Records about charts and figures
━━━━━━

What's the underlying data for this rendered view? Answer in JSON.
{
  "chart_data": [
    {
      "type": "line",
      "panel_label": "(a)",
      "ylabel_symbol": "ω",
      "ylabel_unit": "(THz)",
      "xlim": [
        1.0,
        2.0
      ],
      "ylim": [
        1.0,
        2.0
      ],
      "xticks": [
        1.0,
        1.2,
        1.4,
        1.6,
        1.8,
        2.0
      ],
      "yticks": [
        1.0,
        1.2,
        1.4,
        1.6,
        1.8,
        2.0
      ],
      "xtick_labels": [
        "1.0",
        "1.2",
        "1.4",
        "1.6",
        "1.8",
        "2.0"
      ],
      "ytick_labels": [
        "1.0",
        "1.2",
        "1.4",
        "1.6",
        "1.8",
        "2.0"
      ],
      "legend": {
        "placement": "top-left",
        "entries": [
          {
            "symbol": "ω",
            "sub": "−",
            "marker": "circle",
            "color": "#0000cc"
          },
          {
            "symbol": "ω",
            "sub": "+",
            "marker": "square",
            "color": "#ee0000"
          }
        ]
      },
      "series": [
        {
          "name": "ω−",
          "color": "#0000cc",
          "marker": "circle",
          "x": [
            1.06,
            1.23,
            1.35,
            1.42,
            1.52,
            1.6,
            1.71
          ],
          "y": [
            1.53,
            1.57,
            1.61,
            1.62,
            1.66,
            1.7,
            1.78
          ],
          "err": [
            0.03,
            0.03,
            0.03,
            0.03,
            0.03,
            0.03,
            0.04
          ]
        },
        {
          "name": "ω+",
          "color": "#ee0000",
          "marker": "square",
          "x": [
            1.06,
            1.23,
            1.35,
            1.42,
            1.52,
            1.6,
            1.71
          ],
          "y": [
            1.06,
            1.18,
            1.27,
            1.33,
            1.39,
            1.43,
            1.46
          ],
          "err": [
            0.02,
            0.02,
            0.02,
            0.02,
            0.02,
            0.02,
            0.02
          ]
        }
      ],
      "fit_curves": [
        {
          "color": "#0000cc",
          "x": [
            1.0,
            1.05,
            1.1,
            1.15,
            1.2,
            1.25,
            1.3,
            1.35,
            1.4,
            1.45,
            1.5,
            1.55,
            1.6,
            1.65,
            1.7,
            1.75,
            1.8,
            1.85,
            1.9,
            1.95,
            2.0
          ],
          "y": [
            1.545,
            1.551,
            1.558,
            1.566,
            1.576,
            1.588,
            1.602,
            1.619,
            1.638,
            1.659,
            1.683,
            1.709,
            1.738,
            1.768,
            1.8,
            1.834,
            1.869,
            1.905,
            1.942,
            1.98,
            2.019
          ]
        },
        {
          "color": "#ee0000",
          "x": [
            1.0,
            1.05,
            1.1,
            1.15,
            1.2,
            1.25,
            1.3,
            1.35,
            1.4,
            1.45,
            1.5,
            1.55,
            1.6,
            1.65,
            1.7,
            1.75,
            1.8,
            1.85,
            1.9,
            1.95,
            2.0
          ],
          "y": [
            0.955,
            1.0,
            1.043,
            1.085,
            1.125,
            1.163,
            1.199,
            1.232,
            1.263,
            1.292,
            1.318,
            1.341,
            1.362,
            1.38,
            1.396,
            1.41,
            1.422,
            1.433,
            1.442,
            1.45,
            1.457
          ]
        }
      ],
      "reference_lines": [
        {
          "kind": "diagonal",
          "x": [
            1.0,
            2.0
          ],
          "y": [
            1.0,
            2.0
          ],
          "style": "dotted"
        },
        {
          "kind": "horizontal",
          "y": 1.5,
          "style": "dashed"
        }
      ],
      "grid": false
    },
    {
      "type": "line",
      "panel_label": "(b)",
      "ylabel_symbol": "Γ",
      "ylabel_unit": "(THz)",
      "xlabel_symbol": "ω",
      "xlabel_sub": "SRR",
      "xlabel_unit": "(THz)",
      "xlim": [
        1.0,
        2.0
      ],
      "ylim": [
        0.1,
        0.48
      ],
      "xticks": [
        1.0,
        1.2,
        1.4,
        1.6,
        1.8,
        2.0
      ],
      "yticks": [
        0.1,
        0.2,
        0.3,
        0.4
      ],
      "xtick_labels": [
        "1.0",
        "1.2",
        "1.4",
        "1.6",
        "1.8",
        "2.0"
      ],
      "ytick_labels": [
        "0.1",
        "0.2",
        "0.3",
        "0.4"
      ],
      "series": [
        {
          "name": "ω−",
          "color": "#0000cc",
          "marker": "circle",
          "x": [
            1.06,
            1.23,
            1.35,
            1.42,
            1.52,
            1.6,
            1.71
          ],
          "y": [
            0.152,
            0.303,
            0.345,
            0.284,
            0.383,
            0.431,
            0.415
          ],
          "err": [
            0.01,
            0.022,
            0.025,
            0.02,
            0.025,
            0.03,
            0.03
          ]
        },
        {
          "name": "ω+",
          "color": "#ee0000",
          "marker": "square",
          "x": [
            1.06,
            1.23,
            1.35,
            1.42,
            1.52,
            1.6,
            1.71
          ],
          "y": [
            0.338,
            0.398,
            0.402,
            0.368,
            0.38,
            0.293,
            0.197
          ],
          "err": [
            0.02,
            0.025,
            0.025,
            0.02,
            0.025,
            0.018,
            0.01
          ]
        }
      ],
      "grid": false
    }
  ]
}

━━━━━━

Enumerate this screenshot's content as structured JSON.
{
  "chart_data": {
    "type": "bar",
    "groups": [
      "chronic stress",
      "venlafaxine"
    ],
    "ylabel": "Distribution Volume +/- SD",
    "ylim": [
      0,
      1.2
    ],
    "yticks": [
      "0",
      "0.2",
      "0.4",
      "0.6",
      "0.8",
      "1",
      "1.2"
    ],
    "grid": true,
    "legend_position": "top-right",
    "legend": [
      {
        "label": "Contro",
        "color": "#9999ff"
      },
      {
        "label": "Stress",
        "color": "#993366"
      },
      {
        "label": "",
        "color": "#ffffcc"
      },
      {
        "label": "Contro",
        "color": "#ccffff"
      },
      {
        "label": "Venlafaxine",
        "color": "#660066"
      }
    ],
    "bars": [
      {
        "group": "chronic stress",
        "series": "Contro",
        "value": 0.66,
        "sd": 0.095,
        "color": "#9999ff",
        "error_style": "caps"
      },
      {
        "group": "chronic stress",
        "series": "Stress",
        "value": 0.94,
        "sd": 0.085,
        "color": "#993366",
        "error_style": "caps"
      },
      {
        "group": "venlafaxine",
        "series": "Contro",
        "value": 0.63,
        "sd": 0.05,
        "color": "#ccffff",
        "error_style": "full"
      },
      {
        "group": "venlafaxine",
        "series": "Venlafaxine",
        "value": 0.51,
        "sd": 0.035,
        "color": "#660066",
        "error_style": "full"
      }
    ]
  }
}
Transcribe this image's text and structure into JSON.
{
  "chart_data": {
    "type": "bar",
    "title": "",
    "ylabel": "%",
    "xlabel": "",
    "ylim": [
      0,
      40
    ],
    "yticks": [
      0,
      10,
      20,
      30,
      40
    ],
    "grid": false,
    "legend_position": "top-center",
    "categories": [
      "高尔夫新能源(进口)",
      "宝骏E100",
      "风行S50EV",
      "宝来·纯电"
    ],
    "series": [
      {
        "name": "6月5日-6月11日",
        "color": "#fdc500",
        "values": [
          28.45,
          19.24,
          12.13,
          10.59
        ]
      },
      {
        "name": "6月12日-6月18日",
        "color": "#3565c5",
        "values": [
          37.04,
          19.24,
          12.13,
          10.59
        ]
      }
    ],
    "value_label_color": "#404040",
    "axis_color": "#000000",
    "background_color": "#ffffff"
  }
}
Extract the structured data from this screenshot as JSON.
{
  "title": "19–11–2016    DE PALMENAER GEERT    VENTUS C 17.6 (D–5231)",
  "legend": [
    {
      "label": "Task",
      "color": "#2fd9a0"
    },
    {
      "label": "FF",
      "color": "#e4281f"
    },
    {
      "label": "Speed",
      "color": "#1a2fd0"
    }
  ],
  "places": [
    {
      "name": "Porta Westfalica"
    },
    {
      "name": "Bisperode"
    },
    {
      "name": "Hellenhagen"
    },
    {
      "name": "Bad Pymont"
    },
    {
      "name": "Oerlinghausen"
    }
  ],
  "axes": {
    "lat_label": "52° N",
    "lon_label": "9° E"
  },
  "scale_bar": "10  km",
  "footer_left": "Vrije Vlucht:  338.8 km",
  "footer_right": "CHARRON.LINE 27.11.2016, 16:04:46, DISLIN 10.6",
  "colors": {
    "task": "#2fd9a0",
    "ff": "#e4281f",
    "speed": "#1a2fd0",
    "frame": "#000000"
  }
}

━━━━━━

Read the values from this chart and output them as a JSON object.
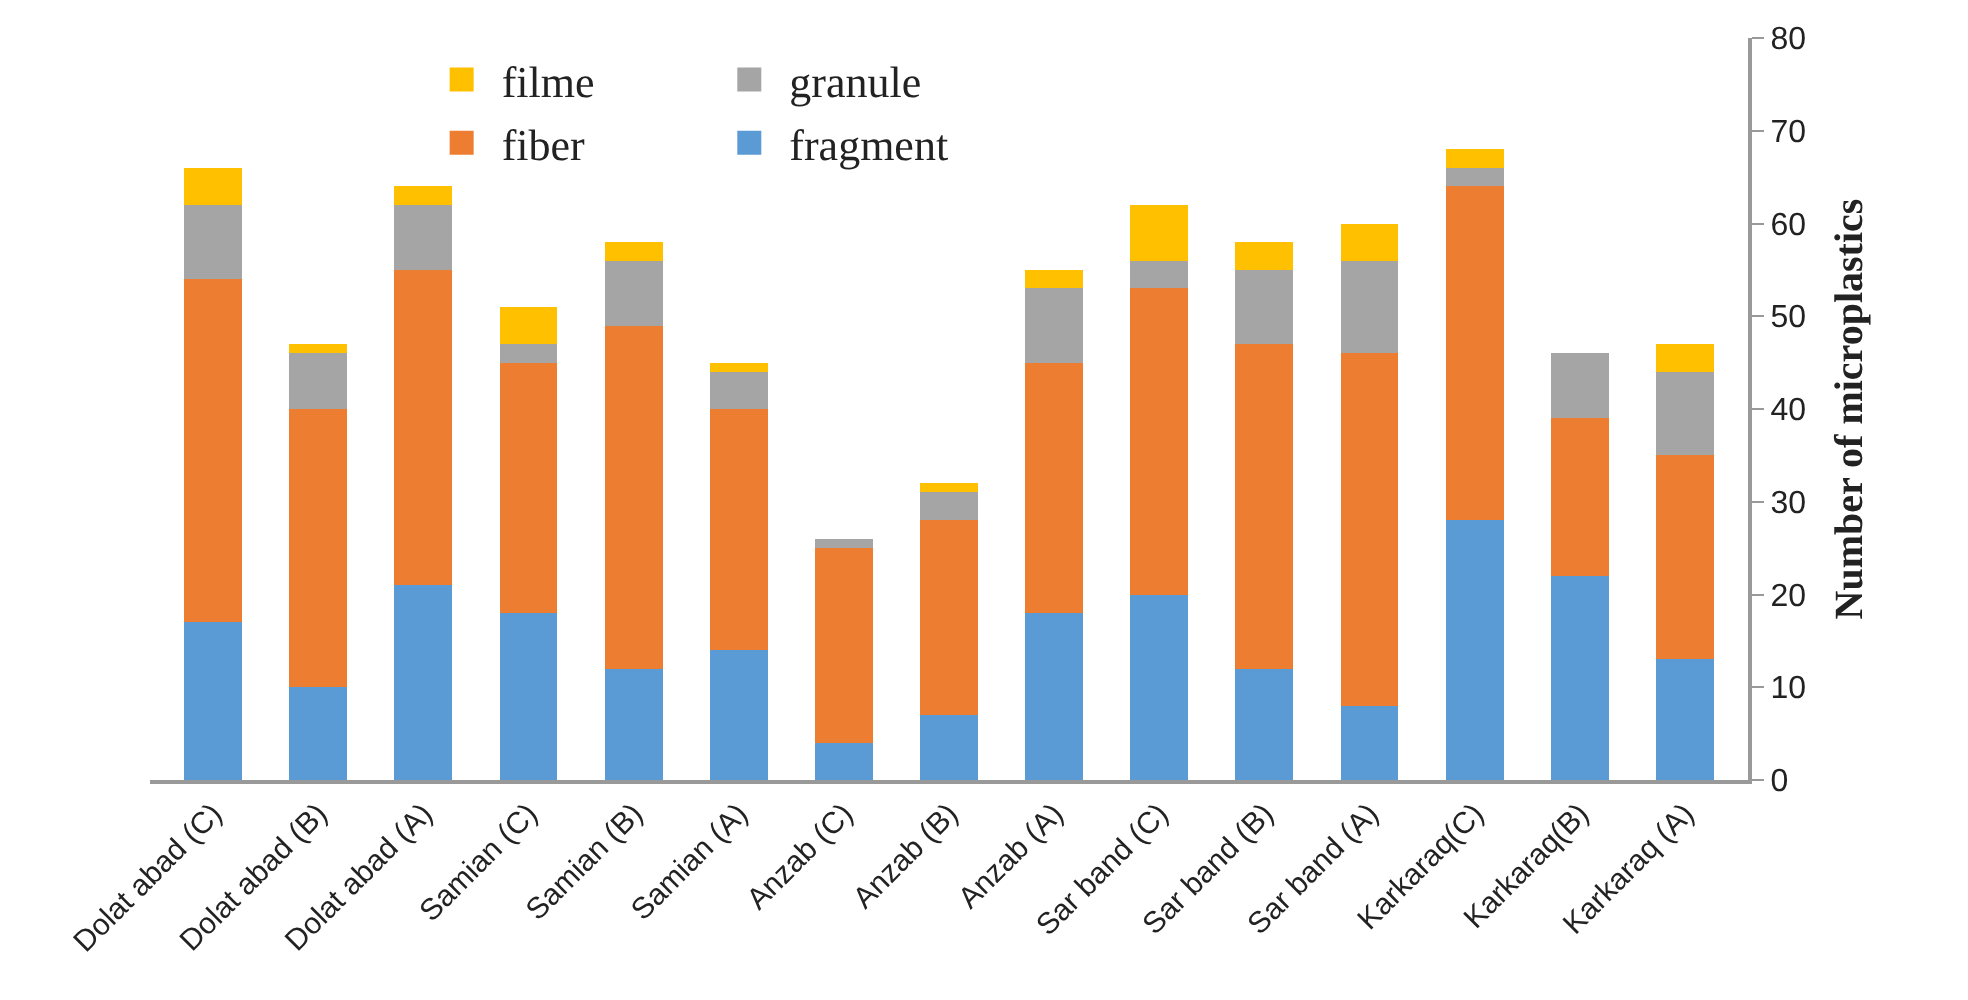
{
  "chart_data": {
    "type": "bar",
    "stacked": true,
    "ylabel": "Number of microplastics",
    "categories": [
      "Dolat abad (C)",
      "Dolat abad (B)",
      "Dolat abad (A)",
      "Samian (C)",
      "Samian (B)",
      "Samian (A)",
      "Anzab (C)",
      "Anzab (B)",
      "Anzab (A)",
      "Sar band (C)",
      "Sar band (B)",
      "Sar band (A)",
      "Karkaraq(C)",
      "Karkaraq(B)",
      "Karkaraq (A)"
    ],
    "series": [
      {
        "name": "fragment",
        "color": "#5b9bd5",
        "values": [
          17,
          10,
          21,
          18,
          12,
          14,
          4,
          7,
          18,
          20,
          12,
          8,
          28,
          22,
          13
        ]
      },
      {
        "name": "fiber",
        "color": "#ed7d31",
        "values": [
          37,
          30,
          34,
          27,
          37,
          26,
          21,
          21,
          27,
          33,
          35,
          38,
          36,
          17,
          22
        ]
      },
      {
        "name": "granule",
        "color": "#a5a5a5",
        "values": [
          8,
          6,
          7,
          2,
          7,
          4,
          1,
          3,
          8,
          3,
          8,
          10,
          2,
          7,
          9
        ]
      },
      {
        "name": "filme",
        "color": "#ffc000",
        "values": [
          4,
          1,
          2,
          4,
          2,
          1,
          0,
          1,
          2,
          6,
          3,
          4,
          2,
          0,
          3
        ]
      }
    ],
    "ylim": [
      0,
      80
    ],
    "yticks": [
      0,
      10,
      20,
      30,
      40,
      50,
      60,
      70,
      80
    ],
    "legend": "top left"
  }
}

━━━━━━

• **Task to carry out**:
From the data above, copy each line that holds "JSON".

• **The response**:
What's the underlying data for this rendered view? Answer in JSON.
Enumerate this screenshot's content as structured JSON.
Transcribe this image's text and structure into JSON.
Extract the structured data from this screenshot as JSON.
Read the values from this chart and output them as a JSON object.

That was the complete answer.